(Dataset content)
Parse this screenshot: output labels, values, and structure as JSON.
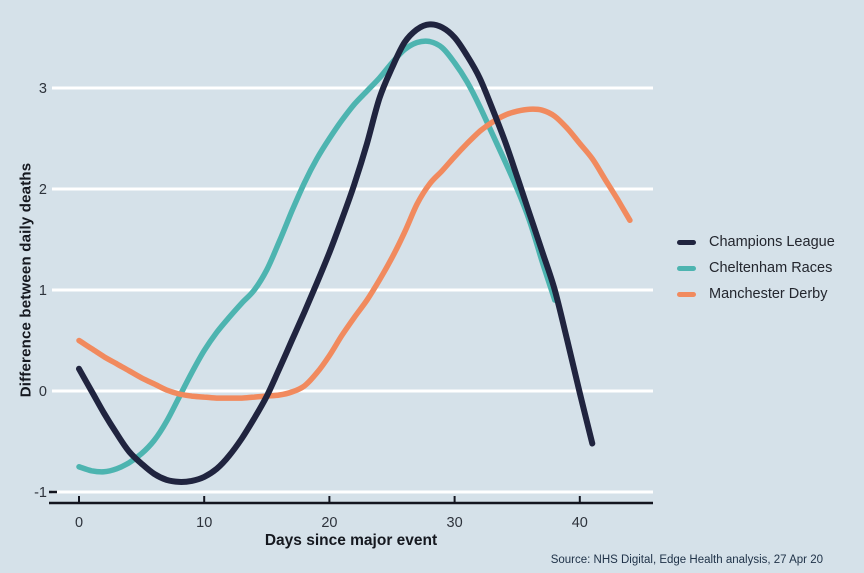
{
  "page": {
    "background_color": "#d5e1e9",
    "gridline_color": "#ffffff",
    "axis_color": "#13151f",
    "tick_label_color": "#2e333c"
  },
  "source_note": "Source: NHS Digital, Edge Health analysis, 27 Apr 20",
  "legend": {
    "items": [
      {
        "label": "Champions League",
        "color": "#20243f"
      },
      {
        "label": "Cheltenham Races",
        "color": "#4db4b0"
      },
      {
        "label": "Manchester Derby",
        "color": "#f18a5e"
      }
    ]
  },
  "chart_data": {
    "type": "line",
    "title": "",
    "xlabel": "Days since major event",
    "ylabel": "Difference between daily deaths",
    "xlim": [
      -2.2,
      45.8
    ],
    "ylim": [
      -1.1,
      3.72
    ],
    "x_ticks": [
      0,
      10,
      20,
      30,
      40
    ],
    "y_ticks": [
      3,
      2,
      1,
      0,
      -1
    ],
    "grid": "horizontal-white",
    "legend_position": "right",
    "series": [
      {
        "name": "Champions League",
        "color": "#20243f",
        "points": [
          [
            0,
            0.22
          ],
          [
            1,
            0.0
          ],
          [
            2,
            -0.22
          ],
          [
            3,
            -0.42
          ],
          [
            4,
            -0.6
          ],
          [
            5,
            -0.72
          ],
          [
            6,
            -0.82
          ],
          [
            7,
            -0.88
          ],
          [
            8,
            -0.9
          ],
          [
            9,
            -0.89
          ],
          [
            10,
            -0.85
          ],
          [
            11,
            -0.77
          ],
          [
            12,
            -0.64
          ],
          [
            13,
            -0.47
          ],
          [
            14,
            -0.27
          ],
          [
            15,
            -0.05
          ],
          [
            16,
            0.22
          ],
          [
            17,
            0.5
          ],
          [
            18,
            0.78
          ],
          [
            19,
            1.07
          ],
          [
            20,
            1.37
          ],
          [
            21,
            1.7
          ],
          [
            22,
            2.05
          ],
          [
            23,
            2.45
          ],
          [
            24,
            2.9
          ],
          [
            25,
            3.2
          ],
          [
            26,
            3.45
          ],
          [
            27,
            3.58
          ],
          [
            28,
            3.63
          ],
          [
            29,
            3.6
          ],
          [
            30,
            3.5
          ],
          [
            31,
            3.32
          ],
          [
            32,
            3.1
          ],
          [
            33,
            2.8
          ],
          [
            34,
            2.48
          ],
          [
            35,
            2.12
          ],
          [
            36,
            1.75
          ],
          [
            37,
            1.38
          ],
          [
            38,
            1.0
          ],
          [
            39,
            0.5
          ],
          [
            40,
            -0.02
          ],
          [
            41,
            -0.52
          ]
        ]
      },
      {
        "name": "Cheltenham Races",
        "color": "#4db4b0",
        "points": [
          [
            0,
            -0.75
          ],
          [
            1,
            -0.79
          ],
          [
            2,
            -0.8
          ],
          [
            3,
            -0.77
          ],
          [
            4,
            -0.71
          ],
          [
            5,
            -0.62
          ],
          [
            6,
            -0.49
          ],
          [
            7,
            -0.3
          ],
          [
            8,
            -0.06
          ],
          [
            9,
            0.18
          ],
          [
            10,
            0.4
          ],
          [
            11,
            0.58
          ],
          [
            12,
            0.73
          ],
          [
            13,
            0.87
          ],
          [
            14,
            1.0
          ],
          [
            15,
            1.2
          ],
          [
            16,
            1.48
          ],
          [
            17,
            1.78
          ],
          [
            18,
            2.06
          ],
          [
            19,
            2.3
          ],
          [
            20,
            2.5
          ],
          [
            21,
            2.68
          ],
          [
            22,
            2.84
          ],
          [
            23,
            2.97
          ],
          [
            24,
            3.1
          ],
          [
            25,
            3.25
          ],
          [
            26,
            3.38
          ],
          [
            27,
            3.45
          ],
          [
            28,
            3.46
          ],
          [
            29,
            3.4
          ],
          [
            30,
            3.25
          ],
          [
            31,
            3.06
          ],
          [
            32,
            2.82
          ],
          [
            33,
            2.55
          ],
          [
            34,
            2.28
          ],
          [
            35,
            2.0
          ],
          [
            36,
            1.68
          ],
          [
            37,
            1.28
          ],
          [
            38,
            0.9
          ]
        ]
      },
      {
        "name": "Manchester Derby",
        "color": "#f18a5e",
        "points": [
          [
            0,
            0.5
          ],
          [
            1,
            0.42
          ],
          [
            2,
            0.34
          ],
          [
            3,
            0.27
          ],
          [
            4,
            0.2
          ],
          [
            5,
            0.13
          ],
          [
            6,
            0.07
          ],
          [
            7,
            0.01
          ],
          [
            8,
            -0.03
          ],
          [
            9,
            -0.05
          ],
          [
            10,
            -0.06
          ],
          [
            11,
            -0.07
          ],
          [
            12,
            -0.07
          ],
          [
            13,
            -0.07
          ],
          [
            14,
            -0.06
          ],
          [
            15,
            -0.05
          ],
          [
            16,
            -0.04
          ],
          [
            17,
            -0.01
          ],
          [
            18,
            0.05
          ],
          [
            19,
            0.18
          ],
          [
            20,
            0.35
          ],
          [
            21,
            0.55
          ],
          [
            22,
            0.73
          ],
          [
            23,
            0.9
          ],
          [
            24,
            1.1
          ],
          [
            25,
            1.32
          ],
          [
            26,
            1.57
          ],
          [
            27,
            1.85
          ],
          [
            28,
            2.05
          ],
          [
            29,
            2.18
          ],
          [
            30,
            2.32
          ],
          [
            31,
            2.45
          ],
          [
            32,
            2.57
          ],
          [
            33,
            2.66
          ],
          [
            34,
            2.73
          ],
          [
            35,
            2.77
          ],
          [
            36,
            2.79
          ],
          [
            37,
            2.78
          ],
          [
            38,
            2.72
          ],
          [
            39,
            2.6
          ],
          [
            40,
            2.45
          ],
          [
            41,
            2.3
          ],
          [
            42,
            2.1
          ],
          [
            43,
            1.9
          ],
          [
            44,
            1.69
          ]
        ]
      }
    ]
  }
}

(What needs to be done) Working from the material above, transcribe it exactly while omitting pictures.

(Correct output)
Parse this screenshot: output labels, values, and structure as JSON.
{
  "page": {
    "background_color": "#d5e1e9",
    "gridline_color": "#ffffff",
    "axis_color": "#13151f",
    "tick_label_color": "#2e333c"
  },
  "source_note": "Source: NHS Digital, Edge Health analysis, 27 Apr 20",
  "legend": {
    "items": [
      {
        "label": "Champions League",
        "color": "#20243f"
      },
      {
        "label": "Cheltenham Races",
        "color": "#4db4b0"
      },
      {
        "label": "Manchester Derby",
        "color": "#f18a5e"
      }
    ]
  },
  "chart_data": {
    "type": "line",
    "title": "",
    "xlabel": "Days since major event",
    "ylabel": "Difference between daily deaths",
    "xlim": [
      -2.2,
      45.8
    ],
    "ylim": [
      -1.1,
      3.72
    ],
    "x_ticks": [
      0,
      10,
      20,
      30,
      40
    ],
    "y_ticks": [
      3,
      2,
      1,
      0,
      -1
    ],
    "grid": "horizontal-white",
    "legend_position": "right",
    "series": [
      {
        "name": "Champions League",
        "color": "#20243f",
        "points": [
          [
            0,
            0.22
          ],
          [
            1,
            0.0
          ],
          [
            2,
            -0.22
          ],
          [
            3,
            -0.42
          ],
          [
            4,
            -0.6
          ],
          [
            5,
            -0.72
          ],
          [
            6,
            -0.82
          ],
          [
            7,
            -0.88
          ],
          [
            8,
            -0.9
          ],
          [
            9,
            -0.89
          ],
          [
            10,
            -0.85
          ],
          [
            11,
            -0.77
          ],
          [
            12,
            -0.64
          ],
          [
            13,
            -0.47
          ],
          [
            14,
            -0.27
          ],
          [
            15,
            -0.05
          ],
          [
            16,
            0.22
          ],
          [
            17,
            0.5
          ],
          [
            18,
            0.78
          ],
          [
            19,
            1.07
          ],
          [
            20,
            1.37
          ],
          [
            21,
            1.7
          ],
          [
            22,
            2.05
          ],
          [
            23,
            2.45
          ],
          [
            24,
            2.9
          ],
          [
            25,
            3.2
          ],
          [
            26,
            3.45
          ],
          [
            27,
            3.58
          ],
          [
            28,
            3.63
          ],
          [
            29,
            3.6
          ],
          [
            30,
            3.5
          ],
          [
            31,
            3.32
          ],
          [
            32,
            3.1
          ],
          [
            33,
            2.8
          ],
          [
            34,
            2.48
          ],
          [
            35,
            2.12
          ],
          [
            36,
            1.75
          ],
          [
            37,
            1.38
          ],
          [
            38,
            1.0
          ],
          [
            39,
            0.5
          ],
          [
            40,
            -0.02
          ],
          [
            41,
            -0.52
          ]
        ]
      },
      {
        "name": "Cheltenham Races",
        "color": "#4db4b0",
        "points": [
          [
            0,
            -0.75
          ],
          [
            1,
            -0.79
          ],
          [
            2,
            -0.8
          ],
          [
            3,
            -0.77
          ],
          [
            4,
            -0.71
          ],
          [
            5,
            -0.62
          ],
          [
            6,
            -0.49
          ],
          [
            7,
            -0.3
          ],
          [
            8,
            -0.06
          ],
          [
            9,
            0.18
          ],
          [
            10,
            0.4
          ],
          [
            11,
            0.58
          ],
          [
            12,
            0.73
          ],
          [
            13,
            0.87
          ],
          [
            14,
            1.0
          ],
          [
            15,
            1.2
          ],
          [
            16,
            1.48
          ],
          [
            17,
            1.78
          ],
          [
            18,
            2.06
          ],
          [
            19,
            2.3
          ],
          [
            20,
            2.5
          ],
          [
            21,
            2.68
          ],
          [
            22,
            2.84
          ],
          [
            23,
            2.97
          ],
          [
            24,
            3.1
          ],
          [
            25,
            3.25
          ],
          [
            26,
            3.38
          ],
          [
            27,
            3.45
          ],
          [
            28,
            3.46
          ],
          [
            29,
            3.4
          ],
          [
            30,
            3.25
          ],
          [
            31,
            3.06
          ],
          [
            32,
            2.82
          ],
          [
            33,
            2.55
          ],
          [
            34,
            2.28
          ],
          [
            35,
            2.0
          ],
          [
            36,
            1.68
          ],
          [
            37,
            1.28
          ],
          [
            38,
            0.9
          ]
        ]
      },
      {
        "name": "Manchester Derby",
        "color": "#f18a5e",
        "points": [
          [
            0,
            0.5
          ],
          [
            1,
            0.42
          ],
          [
            2,
            0.34
          ],
          [
            3,
            0.27
          ],
          [
            4,
            0.2
          ],
          [
            5,
            0.13
          ],
          [
            6,
            0.07
          ],
          [
            7,
            0.01
          ],
          [
            8,
            -0.03
          ],
          [
            9,
            -0.05
          ],
          [
            10,
            -0.06
          ],
          [
            11,
            -0.07
          ],
          [
            12,
            -0.07
          ],
          [
            13,
            -0.07
          ],
          [
            14,
            -0.06
          ],
          [
            15,
            -0.05
          ],
          [
            16,
            -0.04
          ],
          [
            17,
            -0.01
          ],
          [
            18,
            0.05
          ],
          [
            19,
            0.18
          ],
          [
            20,
            0.35
          ],
          [
            21,
            0.55
          ],
          [
            22,
            0.73
          ],
          [
            23,
            0.9
          ],
          [
            24,
            1.1
          ],
          [
            25,
            1.32
          ],
          [
            26,
            1.57
          ],
          [
            27,
            1.85
          ],
          [
            28,
            2.05
          ],
          [
            29,
            2.18
          ],
          [
            30,
            2.32
          ],
          [
            31,
            2.45
          ],
          [
            32,
            2.57
          ],
          [
            33,
            2.66
          ],
          [
            34,
            2.73
          ],
          [
            35,
            2.77
          ],
          [
            36,
            2.79
          ],
          [
            37,
            2.78
          ],
          [
            38,
            2.72
          ],
          [
            39,
            2.6
          ],
          [
            40,
            2.45
          ],
          [
            41,
            2.3
          ],
          [
            42,
            2.1
          ],
          [
            43,
            1.9
          ],
          [
            44,
            1.69
          ]
        ]
      }
    ]
  }
}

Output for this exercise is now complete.